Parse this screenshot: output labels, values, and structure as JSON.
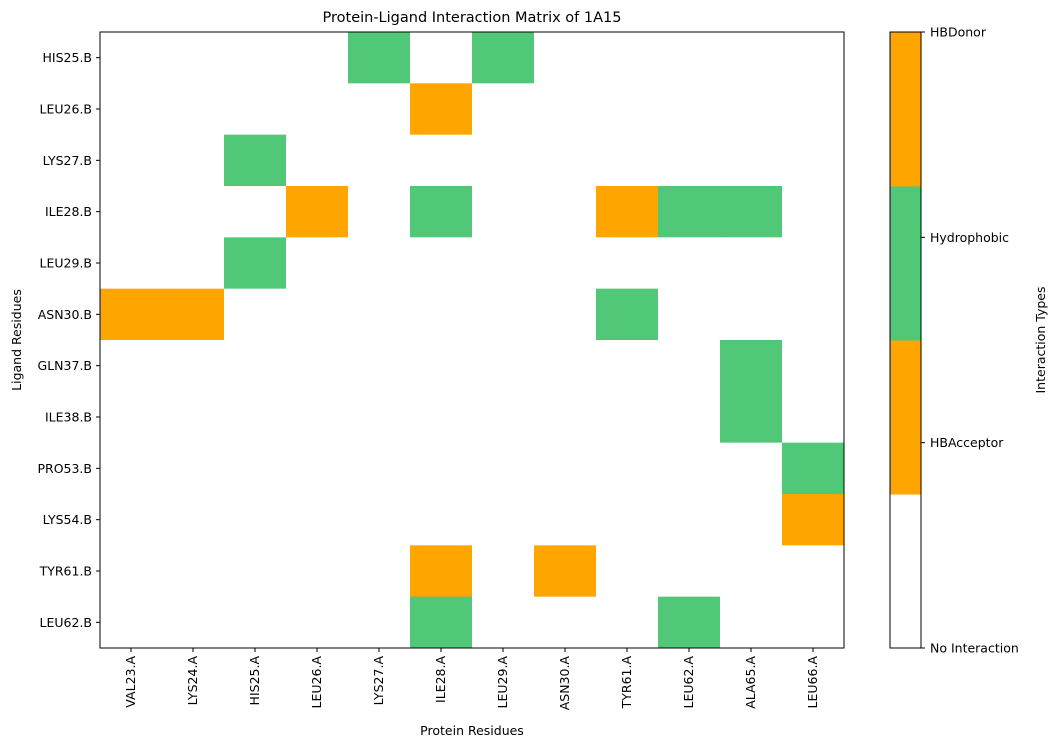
{
  "chart_data": {
    "type": "heatmap",
    "title": "Protein-Ligand Interaction Matrix of 1A15",
    "xlabel": "Protein Residues",
    "ylabel": "Ligand Residues",
    "x_categories": [
      "VAL23.A",
      "LYS24.A",
      "HIS25.A",
      "LEU26.A",
      "LYS27.A",
      "ILE28.A",
      "LEU29.A",
      "ASN30.A",
      "TYR61.A",
      "LEU62.A",
      "ALA65.A",
      "LEU66.A"
    ],
    "y_categories": [
      "HIS25.B",
      "LEU26.B",
      "LYS27.B",
      "ILE28.B",
      "LEU29.B",
      "ASN30.B",
      "GLN37.B",
      "ILE38.B",
      "PRO53.B",
      "LYS54.B",
      "TYR61.B",
      "LEU62.B"
    ],
    "matrix": [
      [
        0,
        0,
        0,
        0,
        2,
        0,
        2,
        0,
        0,
        0,
        0,
        0
      ],
      [
        0,
        0,
        0,
        0,
        0,
        3,
        0,
        0,
        0,
        0,
        0,
        0
      ],
      [
        0,
        0,
        2,
        0,
        0,
        0,
        0,
        0,
        0,
        0,
        0,
        0
      ],
      [
        0,
        0,
        0,
        3,
        0,
        2,
        0,
        0,
        3,
        2,
        2,
        0
      ],
      [
        0,
        0,
        2,
        0,
        0,
        0,
        0,
        0,
        0,
        0,
        0,
        0
      ],
      [
        1,
        1,
        0,
        0,
        0,
        0,
        0,
        0,
        2,
        0,
        0,
        0
      ],
      [
        0,
        0,
        0,
        0,
        0,
        0,
        0,
        0,
        0,
        0,
        2,
        0
      ],
      [
        0,
        0,
        0,
        0,
        0,
        0,
        0,
        0,
        0,
        0,
        2,
        0
      ],
      [
        0,
        0,
        0,
        0,
        0,
        0,
        0,
        0,
        0,
        0,
        0,
        2
      ],
      [
        0,
        0,
        0,
        0,
        0,
        0,
        0,
        0,
        0,
        0,
        0,
        1
      ],
      [
        0,
        0,
        0,
        0,
        0,
        3,
        0,
        1,
        0,
        0,
        0,
        0
      ],
      [
        0,
        0,
        0,
        0,
        0,
        2,
        0,
        0,
        0,
        2,
        0,
        0
      ]
    ],
    "colorbar": {
      "label": "Interaction Types",
      "levels": [
        {
          "name": "No Interaction",
          "color": "#ffffff"
        },
        {
          "name": "HBAcceptor",
          "color": "#ffa500"
        },
        {
          "name": "Hydrophobic",
          "color": "#50c878"
        },
        {
          "name": "HBDonor",
          "color": "#ffa500"
        }
      ],
      "tick_labels": [
        "No Interaction",
        "HBAcceptor",
        "Hydrophobic",
        "HBDonor"
      ]
    },
    "grid": false
  }
}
--
*WHAT YOU ARE ASKED TO DO*.
Pictures are to be excluded; everything else in the records must be reproduced exactly.

*TASK RESPONSE*.
Parse this screenshot: output labels, values, and structure as JSON.
{
  "chart_data": {
    "type": "heatmap",
    "title": "Protein-Ligand Interaction Matrix of 1A15",
    "xlabel": "Protein Residues",
    "ylabel": "Ligand Residues",
    "x_categories": [
      "VAL23.A",
      "LYS24.A",
      "HIS25.A",
      "LEU26.A",
      "LYS27.A",
      "ILE28.A",
      "LEU29.A",
      "ASN30.A",
      "TYR61.A",
      "LEU62.A",
      "ALA65.A",
      "LEU66.A"
    ],
    "y_categories": [
      "HIS25.B",
      "LEU26.B",
      "LYS27.B",
      "ILE28.B",
      "LEU29.B",
      "ASN30.B",
      "GLN37.B",
      "ILE38.B",
      "PRO53.B",
      "LYS54.B",
      "TYR61.B",
      "LEU62.B"
    ],
    "matrix": [
      [
        0,
        0,
        0,
        0,
        2,
        0,
        2,
        0,
        0,
        0,
        0,
        0
      ],
      [
        0,
        0,
        0,
        0,
        0,
        3,
        0,
        0,
        0,
        0,
        0,
        0
      ],
      [
        0,
        0,
        2,
        0,
        0,
        0,
        0,
        0,
        0,
        0,
        0,
        0
      ],
      [
        0,
        0,
        0,
        3,
        0,
        2,
        0,
        0,
        3,
        2,
        2,
        0
      ],
      [
        0,
        0,
        2,
        0,
        0,
        0,
        0,
        0,
        0,
        0,
        0,
        0
      ],
      [
        1,
        1,
        0,
        0,
        0,
        0,
        0,
        0,
        2,
        0,
        0,
        0
      ],
      [
        0,
        0,
        0,
        0,
        0,
        0,
        0,
        0,
        0,
        0,
        2,
        0
      ],
      [
        0,
        0,
        0,
        0,
        0,
        0,
        0,
        0,
        0,
        0,
        2,
        0
      ],
      [
        0,
        0,
        0,
        0,
        0,
        0,
        0,
        0,
        0,
        0,
        0,
        2
      ],
      [
        0,
        0,
        0,
        0,
        0,
        0,
        0,
        0,
        0,
        0,
        0,
        1
      ],
      [
        0,
        0,
        0,
        0,
        0,
        3,
        0,
        1,
        0,
        0,
        0,
        0
      ],
      [
        0,
        0,
        0,
        0,
        0,
        2,
        0,
        0,
        0,
        2,
        0,
        0
      ]
    ],
    "colorbar": {
      "label": "Interaction Types",
      "levels": [
        {
          "name": "No Interaction",
          "color": "#ffffff"
        },
        {
          "name": "HBAcceptor",
          "color": "#ffa500"
        },
        {
          "name": "Hydrophobic",
          "color": "#50c878"
        },
        {
          "name": "HBDonor",
          "color": "#ffa500"
        }
      ],
      "tick_labels": [
        "No Interaction",
        "HBAcceptor",
        "Hydrophobic",
        "HBDonor"
      ]
    },
    "grid": false
  }
}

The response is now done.